Send back the records in full, character for character.

**********

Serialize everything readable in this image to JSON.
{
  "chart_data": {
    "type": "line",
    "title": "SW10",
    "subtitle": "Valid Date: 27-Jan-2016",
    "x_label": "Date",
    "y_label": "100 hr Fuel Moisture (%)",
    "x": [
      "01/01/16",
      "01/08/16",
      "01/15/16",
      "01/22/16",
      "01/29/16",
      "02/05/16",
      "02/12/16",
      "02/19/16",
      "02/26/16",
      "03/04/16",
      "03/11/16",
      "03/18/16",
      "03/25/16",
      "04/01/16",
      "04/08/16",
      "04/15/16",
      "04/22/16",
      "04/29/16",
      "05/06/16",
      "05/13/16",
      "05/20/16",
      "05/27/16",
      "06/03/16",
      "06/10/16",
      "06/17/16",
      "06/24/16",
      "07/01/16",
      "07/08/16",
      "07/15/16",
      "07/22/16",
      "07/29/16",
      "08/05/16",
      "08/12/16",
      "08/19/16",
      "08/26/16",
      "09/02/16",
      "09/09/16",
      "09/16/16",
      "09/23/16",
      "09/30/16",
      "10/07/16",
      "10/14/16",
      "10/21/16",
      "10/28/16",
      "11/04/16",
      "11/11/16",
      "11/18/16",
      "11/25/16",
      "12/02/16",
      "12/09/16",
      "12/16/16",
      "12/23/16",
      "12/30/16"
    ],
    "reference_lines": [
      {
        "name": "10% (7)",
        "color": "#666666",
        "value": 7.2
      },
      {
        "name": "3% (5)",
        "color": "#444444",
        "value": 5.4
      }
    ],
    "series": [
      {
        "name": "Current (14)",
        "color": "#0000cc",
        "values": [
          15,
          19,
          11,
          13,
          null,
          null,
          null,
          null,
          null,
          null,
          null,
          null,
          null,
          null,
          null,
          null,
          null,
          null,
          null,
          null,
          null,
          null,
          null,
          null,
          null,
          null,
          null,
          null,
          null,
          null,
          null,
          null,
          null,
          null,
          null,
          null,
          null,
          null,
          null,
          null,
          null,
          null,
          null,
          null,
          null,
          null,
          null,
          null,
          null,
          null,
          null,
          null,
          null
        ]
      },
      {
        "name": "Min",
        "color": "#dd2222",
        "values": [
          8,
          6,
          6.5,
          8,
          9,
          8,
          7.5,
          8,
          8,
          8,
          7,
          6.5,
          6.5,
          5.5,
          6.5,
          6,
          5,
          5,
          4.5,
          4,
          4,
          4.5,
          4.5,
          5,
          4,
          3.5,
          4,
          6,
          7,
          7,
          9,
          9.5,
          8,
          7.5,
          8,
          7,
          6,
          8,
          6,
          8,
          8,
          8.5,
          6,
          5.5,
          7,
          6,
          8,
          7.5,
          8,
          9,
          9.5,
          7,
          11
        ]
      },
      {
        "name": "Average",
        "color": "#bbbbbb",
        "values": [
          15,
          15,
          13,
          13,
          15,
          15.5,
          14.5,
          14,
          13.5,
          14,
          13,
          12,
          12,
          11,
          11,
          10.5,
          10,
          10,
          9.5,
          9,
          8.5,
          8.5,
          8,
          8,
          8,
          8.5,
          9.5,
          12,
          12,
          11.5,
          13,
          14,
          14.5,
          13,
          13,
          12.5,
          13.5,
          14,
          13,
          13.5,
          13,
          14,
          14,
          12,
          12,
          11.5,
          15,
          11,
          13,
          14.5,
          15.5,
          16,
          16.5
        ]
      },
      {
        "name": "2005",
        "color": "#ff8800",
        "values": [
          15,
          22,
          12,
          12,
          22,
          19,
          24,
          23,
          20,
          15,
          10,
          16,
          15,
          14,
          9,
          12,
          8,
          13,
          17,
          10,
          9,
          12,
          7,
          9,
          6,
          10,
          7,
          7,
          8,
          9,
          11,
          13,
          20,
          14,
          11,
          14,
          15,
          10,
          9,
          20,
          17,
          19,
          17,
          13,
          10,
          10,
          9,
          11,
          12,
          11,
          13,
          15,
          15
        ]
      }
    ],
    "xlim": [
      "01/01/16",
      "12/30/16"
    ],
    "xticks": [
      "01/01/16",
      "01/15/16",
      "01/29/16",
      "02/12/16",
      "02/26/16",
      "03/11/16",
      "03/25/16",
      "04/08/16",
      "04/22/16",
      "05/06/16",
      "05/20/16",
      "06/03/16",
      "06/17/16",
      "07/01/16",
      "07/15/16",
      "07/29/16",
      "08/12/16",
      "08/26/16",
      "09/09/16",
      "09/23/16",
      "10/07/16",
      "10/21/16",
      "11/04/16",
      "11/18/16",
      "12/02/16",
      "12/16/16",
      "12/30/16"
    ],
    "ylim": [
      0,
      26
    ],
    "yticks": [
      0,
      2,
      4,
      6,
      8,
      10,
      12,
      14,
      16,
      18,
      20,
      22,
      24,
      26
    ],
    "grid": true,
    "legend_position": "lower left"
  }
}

**********

Task response:
Serialize everything readable in this image to JSON.
{
  "chart_data": {
    "type": "line",
    "title": "SW10",
    "subtitle": "Valid Date: 27-Jan-2016",
    "x_label": "Date",
    "y_label": "100 hr Fuel Moisture (%)",
    "x": [
      "01/01/16",
      "01/08/16",
      "01/15/16",
      "01/22/16",
      "01/29/16",
      "02/05/16",
      "02/12/16",
      "02/19/16",
      "02/26/16",
      "03/04/16",
      "03/11/16",
      "03/18/16",
      "03/25/16",
      "04/01/16",
      "04/08/16",
      "04/15/16",
      "04/22/16",
      "04/29/16",
      "05/06/16",
      "05/13/16",
      "05/20/16",
      "05/27/16",
      "06/03/16",
      "06/10/16",
      "06/17/16",
      "06/24/16",
      "07/01/16",
      "07/08/16",
      "07/15/16",
      "07/22/16",
      "07/29/16",
      "08/05/16",
      "08/12/16",
      "08/19/16",
      "08/26/16",
      "09/02/16",
      "09/09/16",
      "09/16/16",
      "09/23/16",
      "09/30/16",
      "10/07/16",
      "10/14/16",
      "10/21/16",
      "10/28/16",
      "11/04/16",
      "11/11/16",
      "11/18/16",
      "11/25/16",
      "12/02/16",
      "12/09/16",
      "12/16/16",
      "12/23/16",
      "12/30/16"
    ],
    "reference_lines": [
      {
        "name": "10% (7)",
        "color": "#666666",
        "value": 7.2
      },
      {
        "name": "3% (5)",
        "color": "#444444",
        "value": 5.4
      }
    ],
    "series": [
      {
        "name": "Current (14)",
        "color": "#0000cc",
        "values": [
          15,
          19,
          11,
          13,
          null,
          null,
          null,
          null,
          null,
          null,
          null,
          null,
          null,
          null,
          null,
          null,
          null,
          null,
          null,
          null,
          null,
          null,
          null,
          null,
          null,
          null,
          null,
          null,
          null,
          null,
          null,
          null,
          null,
          null,
          null,
          null,
          null,
          null,
          null,
          null,
          null,
          null,
          null,
          null,
          null,
          null,
          null,
          null,
          null,
          null,
          null,
          null,
          null
        ]
      },
      {
        "name": "Min",
        "color": "#dd2222",
        "values": [
          8,
          6,
          6.5,
          8,
          9,
          8,
          7.5,
          8,
          8,
          8,
          7,
          6.5,
          6.5,
          5.5,
          6.5,
          6,
          5,
          5,
          4.5,
          4,
          4,
          4.5,
          4.5,
          5,
          4,
          3.5,
          4,
          6,
          7,
          7,
          9,
          9.5,
          8,
          7.5,
          8,
          7,
          6,
          8,
          6,
          8,
          8,
          8.5,
          6,
          5.5,
          7,
          6,
          8,
          7.5,
          8,
          9,
          9.5,
          7,
          11
        ]
      },
      {
        "name": "Average",
        "color": "#bbbbbb",
        "values": [
          15,
          15,
          13,
          13,
          15,
          15.5,
          14.5,
          14,
          13.5,
          14,
          13,
          12,
          12,
          11,
          11,
          10.5,
          10,
          10,
          9.5,
          9,
          8.5,
          8.5,
          8,
          8,
          8,
          8.5,
          9.5,
          12,
          12,
          11.5,
          13,
          14,
          14.5,
          13,
          13,
          12.5,
          13.5,
          14,
          13,
          13.5,
          13,
          14,
          14,
          12,
          12,
          11.5,
          15,
          11,
          13,
          14.5,
          15.5,
          16,
          16.5
        ]
      },
      {
        "name": "2005",
        "color": "#ff8800",
        "values": [
          15,
          22,
          12,
          12,
          22,
          19,
          24,
          23,
          20,
          15,
          10,
          16,
          15,
          14,
          9,
          12,
          8,
          13,
          17,
          10,
          9,
          12,
          7,
          9,
          6,
          10,
          7,
          7,
          8,
          9,
          11,
          13,
          20,
          14,
          11,
          14,
          15,
          10,
          9,
          20,
          17,
          19,
          17,
          13,
          10,
          10,
          9,
          11,
          12,
          11,
          13,
          15,
          15
        ]
      }
    ],
    "xlim": [
      "01/01/16",
      "12/30/16"
    ],
    "xticks": [
      "01/01/16",
      "01/15/16",
      "01/29/16",
      "02/12/16",
      "02/26/16",
      "03/11/16",
      "03/25/16",
      "04/08/16",
      "04/22/16",
      "05/06/16",
      "05/20/16",
      "06/03/16",
      "06/17/16",
      "07/01/16",
      "07/15/16",
      "07/29/16",
      "08/12/16",
      "08/26/16",
      "09/09/16",
      "09/23/16",
      "10/07/16",
      "10/21/16",
      "11/04/16",
      "11/18/16",
      "12/02/16",
      "12/16/16",
      "12/30/16"
    ],
    "ylim": [
      0,
      26
    ],
    "yticks": [
      0,
      2,
      4,
      6,
      8,
      10,
      12,
      14,
      16,
      18,
      20,
      22,
      24,
      26
    ],
    "grid": true,
    "legend_position": "lower left"
  }
}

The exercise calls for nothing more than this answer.